[Requirements] Count how many lines in this material contain "JSON". The answer is that number alone.
-- BEGIN Dataset --
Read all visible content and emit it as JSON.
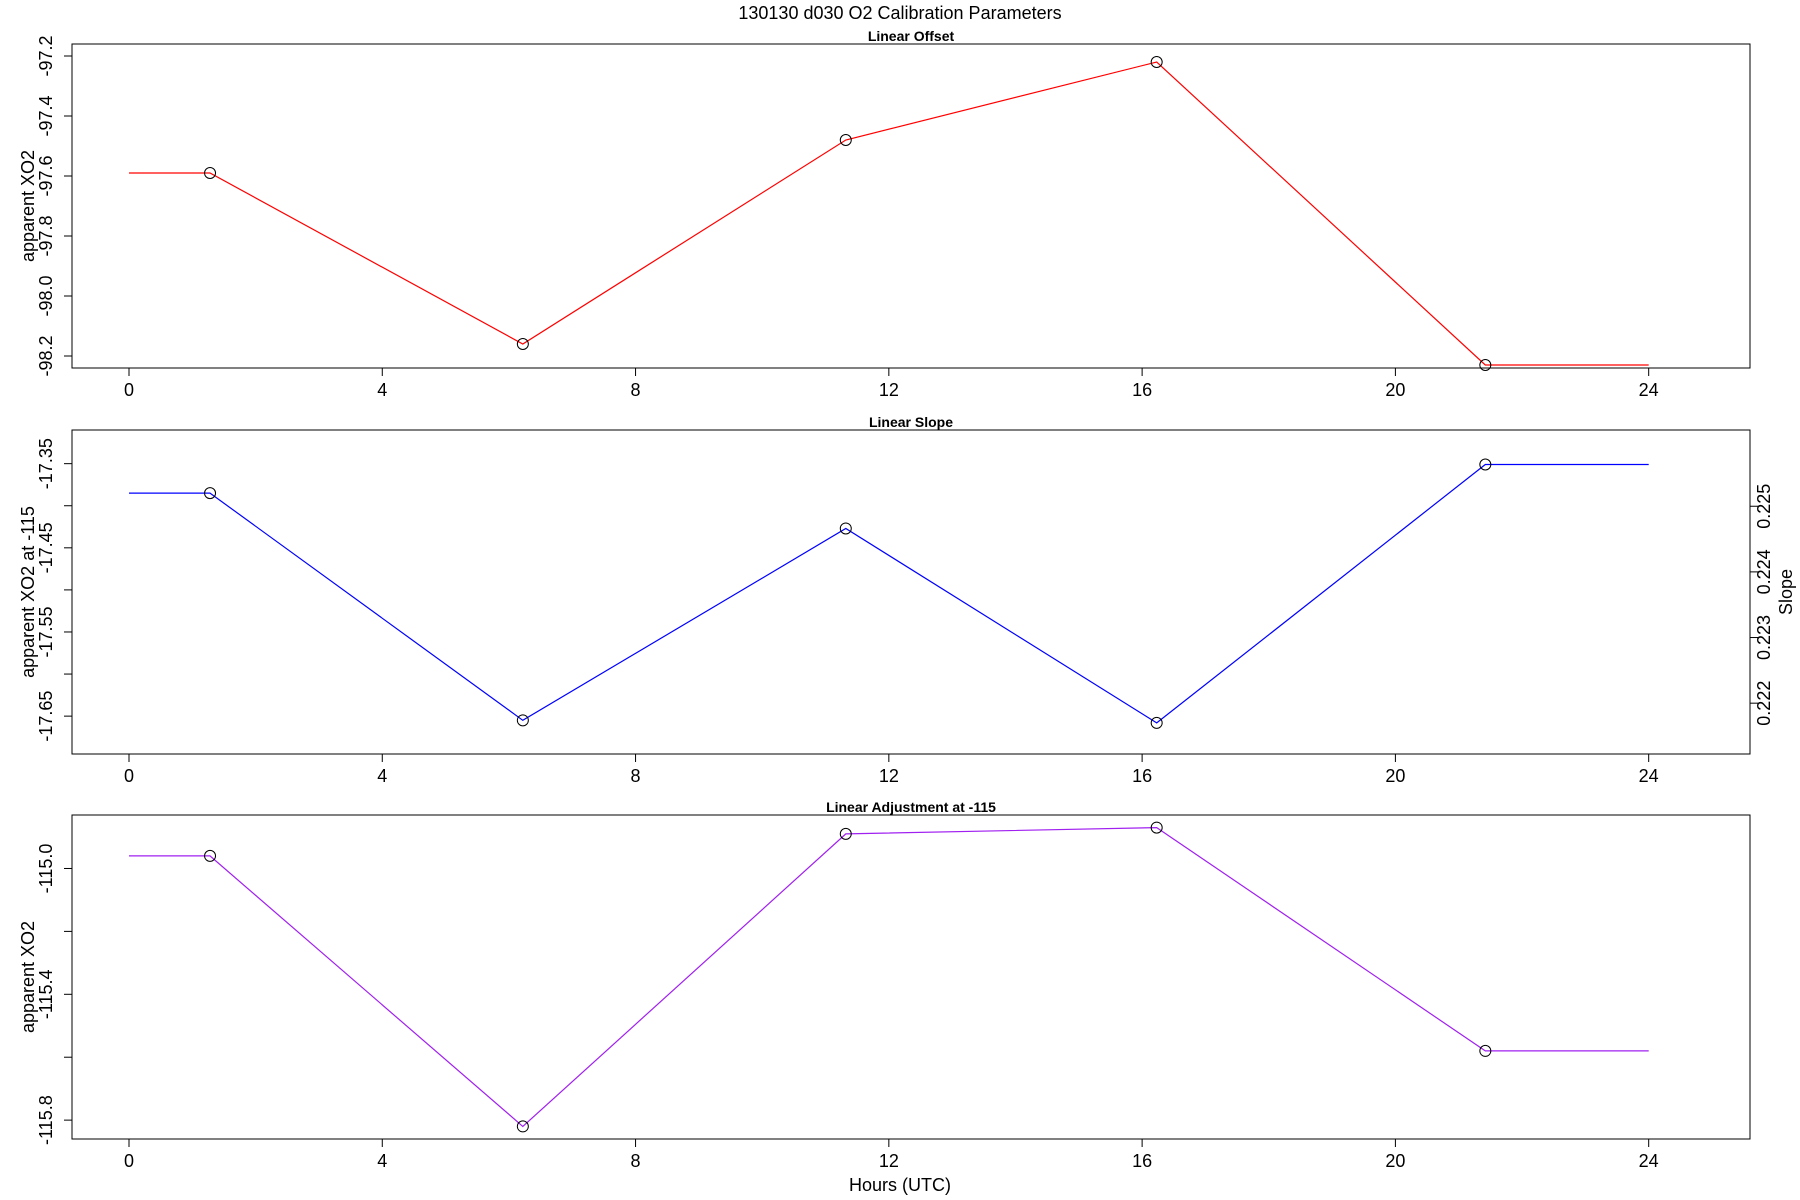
{
  "title": "130130   d030   O2 Calibration Parameters",
  "xlabel": "Hours (UTC)",
  "chart_data": [
    {
      "type": "line",
      "title": "Linear Offset",
      "ylabel": "apparent XO2",
      "color": "#ff0000",
      "xlim": [
        -0.9,
        25.6
      ],
      "ylim": [
        -98.24,
        -97.16
      ],
      "xticks": [
        0,
        4,
        8,
        12,
        16,
        20,
        24
      ],
      "yticks": [
        -98.2,
        -98.0,
        -97.8,
        -97.6,
        -97.4,
        -97.2
      ],
      "ytick_labels": [
        "-98.2",
        "-98.0",
        "-97.8",
        "-97.6",
        "-97.4",
        "-97.2"
      ],
      "x": [
        1.28,
        6.22,
        11.32,
        16.23,
        21.42
      ],
      "y": [
        -97.59,
        -98.16,
        -97.48,
        -97.22,
        -98.23
      ],
      "line_start": [
        0.0,
        -97.59
      ],
      "line_end": [
        24.0,
        -98.23
      ]
    },
    {
      "type": "line",
      "title": "Linear Slope",
      "ylabel": "apparent XO2 at -115",
      "ylabel_right": "Slope",
      "color": "#0000ff",
      "xlim": [
        -0.9,
        25.6
      ],
      "ylim": [
        -17.695,
        -17.31
      ],
      "xticks": [
        0,
        4,
        8,
        12,
        16,
        20,
        24
      ],
      "yticks": [
        -17.65,
        -17.6,
        -17.55,
        -17.5,
        -17.45,
        -17.4,
        -17.35
      ],
      "ytick_labels": [
        "-17.65",
        "",
        "-17.55",
        "",
        "-17.45",
        "",
        "-17.35"
      ],
      "yticks_right": [
        0.222,
        0.223,
        0.224,
        0.225
      ],
      "ytick_labels_right": [
        "0.222",
        "0.223",
        "0.224",
        "0.225"
      ],
      "x": [
        1.28,
        6.22,
        11.32,
        16.23,
        21.42
      ],
      "y": [
        -17.385,
        -17.655,
        -17.427,
        -17.658,
        -17.351
      ],
      "slope": [
        0.2252,
        0.2218,
        0.2247,
        0.2217,
        0.2256
      ],
      "line_start": [
        0.0,
        -17.385
      ],
      "line_end": [
        24.0,
        -17.351
      ]
    },
    {
      "type": "line",
      "title": "Linear Adjustment at -115",
      "ylabel": "apparent XO2",
      "color": "#a020f0",
      "xlim": [
        -0.9,
        25.6
      ],
      "ylim": [
        -115.86,
        -114.83
      ],
      "xticks": [
        0,
        4,
        8,
        12,
        16,
        20,
        24
      ],
      "yticks": [
        -115.8,
        -115.6,
        -115.4,
        -115.2,
        -115.0
      ],
      "ytick_labels": [
        "-115.8",
        "",
        "-115.4",
        "",
        "-115.0"
      ],
      "x": [
        1.28,
        6.22,
        11.32,
        16.23,
        21.42
      ],
      "y": [
        -114.96,
        -115.82,
        -114.89,
        -114.87,
        -115.58
      ],
      "line_start": [
        0.0,
        -114.96
      ],
      "line_end": [
        24.0,
        -115.58
      ]
    }
  ]
}
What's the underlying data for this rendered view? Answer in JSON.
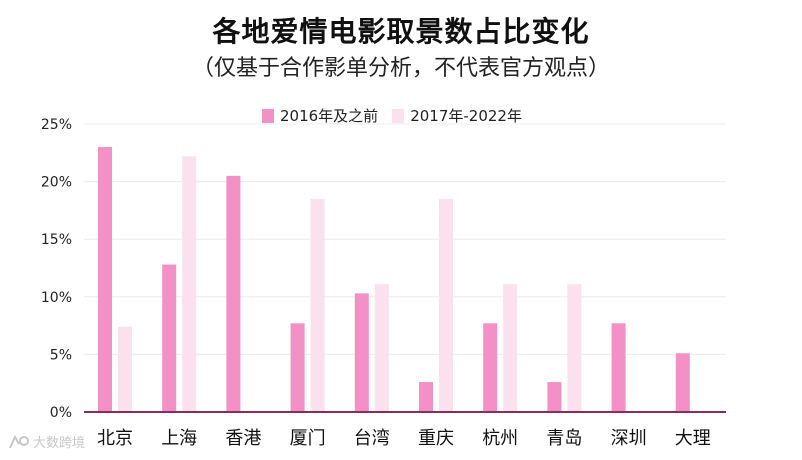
{
  "chart_data": {
    "type": "bar",
    "title": "各地爱情电影取景数占比变化",
    "subtitle": "（仅基于合作影单分析，不代表官方观点）",
    "categories": [
      "北京",
      "上海",
      "香港",
      "厦门",
      "台湾",
      "重庆",
      "杭州",
      "青岛",
      "深圳",
      "大理"
    ],
    "series": [
      {
        "name": "2016年及之前",
        "color": "#f391c6",
        "values": [
          23.0,
          12.8,
          20.5,
          7.7,
          10.3,
          2.6,
          7.7,
          2.6,
          7.7,
          5.1
        ]
      },
      {
        "name": "2017年-2022年",
        "color": "#fbe0ee",
        "values": [
          7.4,
          22.2,
          0,
          18.5,
          11.1,
          18.5,
          11.1,
          11.1,
          0,
          0
        ]
      }
    ],
    "ylim": [
      0,
      25
    ],
    "yticks": [
      0,
      5,
      10,
      15,
      20,
      25
    ],
    "ytick_labels": [
      "0%",
      "5%",
      "10%",
      "15%",
      "20%",
      "25%"
    ],
    "grid": true,
    "legend_position": "top-center",
    "axis_color": "#8b2c5c",
    "grid_color": "#ececec"
  },
  "watermark": {
    "text": "大数跨境",
    "icon": "logo-icon"
  }
}
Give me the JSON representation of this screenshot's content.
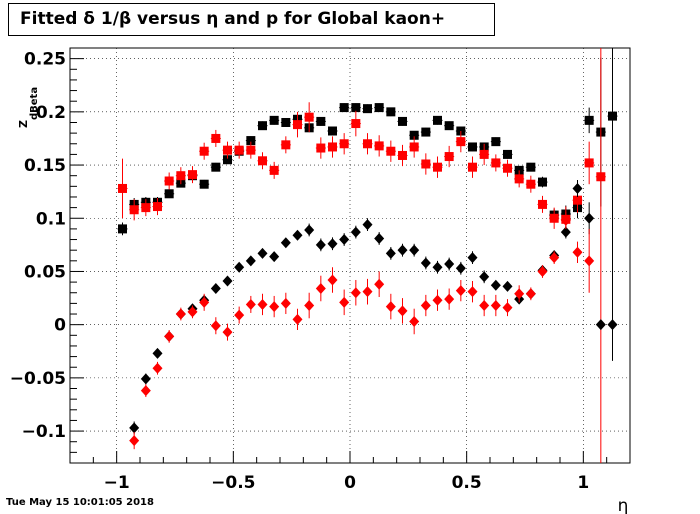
{
  "chart_data": {
    "type": "scatter",
    "title": "Fitted δ 1/β versus η and p for Global kaon+",
    "xlabel": "η",
    "ylabel": "Z_{dBeta}",
    "xlim": [
      -1.2,
      1.2
    ],
    "ylim": [
      -0.13,
      0.26
    ],
    "grid": true,
    "x_ticks": [
      "−1",
      "−0.5",
      "0",
      "0.5",
      "1"
    ],
    "y_ticks": [
      "−0.1",
      "−0.05",
      "0",
      "0.05",
      "0.1",
      "0.15",
      "0.2",
      "0.25"
    ],
    "timestamp": "Tue May 15 10:01:05 2018",
    "series": [
      {
        "marker": "square",
        "color": "#000000",
        "x": [
          -0.975,
          -0.925,
          -0.875,
          -0.825,
          -0.775,
          -0.725,
          -0.675,
          -0.625,
          -0.575,
          -0.525,
          -0.475,
          -0.425,
          -0.375,
          -0.325,
          -0.275,
          -0.225,
          -0.175,
          -0.125,
          -0.075,
          -0.025,
          0.025,
          0.075,
          0.125,
          0.175,
          0.225,
          0.275,
          0.325,
          0.375,
          0.425,
          0.475,
          0.525,
          0.575,
          0.625,
          0.675,
          0.725,
          0.775,
          0.825,
          0.875,
          0.925,
          0.975,
          1.025,
          1.075,
          1.125
        ],
        "y": [
          0.09,
          0.113,
          0.115,
          0.115,
          0.123,
          0.133,
          0.14,
          0.132,
          0.148,
          0.155,
          0.163,
          0.173,
          0.187,
          0.192,
          0.19,
          0.193,
          0.185,
          0.191,
          0.182,
          0.204,
          0.204,
          0.203,
          0.204,
          0.2,
          0.191,
          0.178,
          0.181,
          0.192,
          0.187,
          0.182,
          0.167,
          0.167,
          0.172,
          0.16,
          0.145,
          0.148,
          0.134,
          0.103,
          0.104,
          0.11,
          0.192,
          0.181,
          0.196
        ],
        "err": [
          0.006,
          0.006,
          0.005,
          0.005,
          0.004,
          0.004,
          0.004,
          0.004,
          0.004,
          0.004,
          0.004,
          0.004,
          0.004,
          0.004,
          0.004,
          0.004,
          0.004,
          0.004,
          0.004,
          0.004,
          0.004,
          0.004,
          0.004,
          0.004,
          0.004,
          0.004,
          0.004,
          0.004,
          0.004,
          0.004,
          0.004,
          0.004,
          0.004,
          0.004,
          0.004,
          0.004,
          0.005,
          0.006,
          0.008,
          0.01,
          0.012,
          0.07,
          0.23
        ]
      },
      {
        "marker": "square",
        "color": "#ff0000",
        "x": [
          -0.975,
          -0.925,
          -0.875,
          -0.825,
          -0.775,
          -0.725,
          -0.675,
          -0.625,
          -0.575,
          -0.525,
          -0.475,
          -0.425,
          -0.375,
          -0.325,
          -0.275,
          -0.225,
          -0.175,
          -0.125,
          -0.075,
          -0.025,
          0.025,
          0.075,
          0.125,
          0.175,
          0.225,
          0.275,
          0.325,
          0.375,
          0.425,
          0.475,
          0.525,
          0.575,
          0.625,
          0.675,
          0.725,
          0.775,
          0.825,
          0.875,
          0.925,
          0.975,
          1.025,
          1.075
        ],
        "y": [
          0.128,
          0.108,
          0.11,
          0.111,
          0.135,
          0.14,
          0.141,
          0.163,
          0.175,
          0.164,
          0.164,
          0.164,
          0.154,
          0.145,
          0.169,
          0.188,
          0.195,
          0.166,
          0.167,
          0.17,
          0.189,
          0.17,
          0.168,
          0.163,
          0.159,
          0.167,
          0.151,
          0.148,
          0.158,
          0.172,
          0.148,
          0.16,
          0.152,
          0.147,
          0.137,
          0.132,
          0.113,
          0.1,
          0.099,
          0.117,
          0.152,
          0.139
        ],
        "err": [
          0.028,
          0.01,
          0.008,
          0.008,
          0.008,
          0.008,
          0.008,
          0.008,
          0.008,
          0.008,
          0.008,
          0.008,
          0.008,
          0.008,
          0.008,
          0.012,
          0.014,
          0.01,
          0.01,
          0.01,
          0.012,
          0.01,
          0.01,
          0.01,
          0.01,
          0.01,
          0.01,
          0.01,
          0.01,
          0.01,
          0.01,
          0.01,
          0.008,
          0.008,
          0.008,
          0.008,
          0.008,
          0.01,
          0.012,
          0.012,
          0.02,
          0.3
        ]
      },
      {
        "marker": "diamond",
        "color": "#000000",
        "x": [
          -0.925,
          -0.875,
          -0.825,
          -0.775,
          -0.725,
          -0.675,
          -0.625,
          -0.575,
          -0.525,
          -0.475,
          -0.425,
          -0.375,
          -0.325,
          -0.275,
          -0.225,
          -0.175,
          -0.125,
          -0.075,
          -0.025,
          0.025,
          0.075,
          0.125,
          0.175,
          0.225,
          0.275,
          0.325,
          0.375,
          0.425,
          0.475,
          0.525,
          0.575,
          0.625,
          0.675,
          0.725,
          0.775,
          0.825,
          0.875,
          0.925,
          0.975,
          1.025,
          1.075,
          1.125
        ],
        "y": [
          -0.097,
          -0.051,
          -0.027,
          -0.011,
          0.01,
          0.015,
          0.023,
          0.034,
          0.041,
          0.054,
          0.06,
          0.067,
          0.064,
          0.077,
          0.084,
          0.089,
          0.075,
          0.076,
          0.08,
          0.087,
          0.094,
          0.081,
          0.067,
          0.07,
          0.07,
          0.058,
          0.054,
          0.057,
          0.053,
          0.063,
          0.045,
          0.037,
          0.036,
          0.024,
          0.029,
          0.051,
          0.065,
          0.087,
          0.128,
          0.1,
          0.0,
          0.0
        ],
        "err": [
          0.006,
          0.005,
          0.004,
          0.004,
          0.004,
          0.004,
          0.004,
          0.004,
          0.004,
          0.004,
          0.004,
          0.004,
          0.004,
          0.004,
          0.004,
          0.006,
          0.006,
          0.006,
          0.006,
          0.006,
          0.006,
          0.006,
          0.006,
          0.006,
          0.006,
          0.006,
          0.006,
          0.006,
          0.006,
          0.006,
          0.006,
          0.004,
          0.004,
          0.004,
          0.004,
          0.004,
          0.004,
          0.006,
          0.008,
          0.015,
          0.0,
          0.0
        ]
      },
      {
        "marker": "diamond",
        "color": "#ff0000",
        "x": [
          -0.925,
          -0.875,
          -0.825,
          -0.775,
          -0.725,
          -0.675,
          -0.625,
          -0.575,
          -0.525,
          -0.475,
          -0.425,
          -0.375,
          -0.325,
          -0.275,
          -0.225,
          -0.175,
          -0.125,
          -0.075,
          -0.025,
          0.025,
          0.075,
          0.125,
          0.175,
          0.225,
          0.275,
          0.325,
          0.375,
          0.425,
          0.475,
          0.525,
          0.575,
          0.625,
          0.675,
          0.725,
          0.775,
          0.825,
          0.875,
          0.925,
          0.975,
          1.025
        ],
        "y": [
          -0.109,
          -0.062,
          -0.041,
          -0.011,
          0.01,
          0.012,
          0.021,
          -0.001,
          -0.007,
          0.009,
          0.019,
          0.019,
          0.017,
          0.02,
          0.005,
          0.018,
          0.034,
          0.042,
          0.021,
          0.03,
          0.031,
          0.038,
          0.017,
          0.013,
          0.003,
          0.018,
          0.023,
          0.024,
          0.032,
          0.031,
          0.018,
          0.018,
          0.016,
          0.029,
          0.029,
          0.05,
          0.063,
          0.098,
          0.068,
          0.06
        ],
        "err": [
          0.008,
          0.006,
          0.006,
          0.006,
          0.006,
          0.006,
          0.008,
          0.008,
          0.008,
          0.008,
          0.008,
          0.01,
          0.01,
          0.01,
          0.01,
          0.012,
          0.012,
          0.012,
          0.012,
          0.012,
          0.012,
          0.012,
          0.012,
          0.012,
          0.012,
          0.01,
          0.01,
          0.01,
          0.01,
          0.01,
          0.01,
          0.01,
          0.008,
          0.008,
          0.006,
          0.006,
          0.006,
          0.008,
          0.01,
          0.03
        ]
      }
    ]
  }
}
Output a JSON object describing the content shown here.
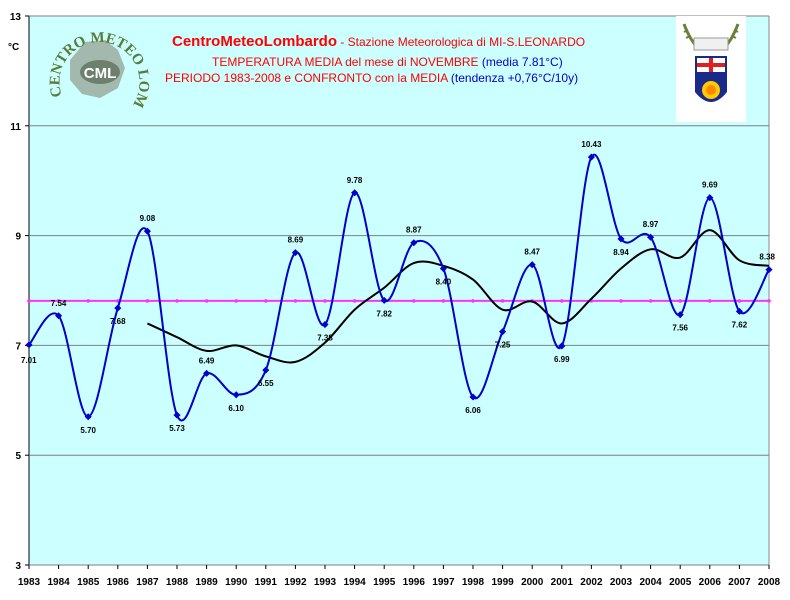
-- END Dataset --
[Result] 4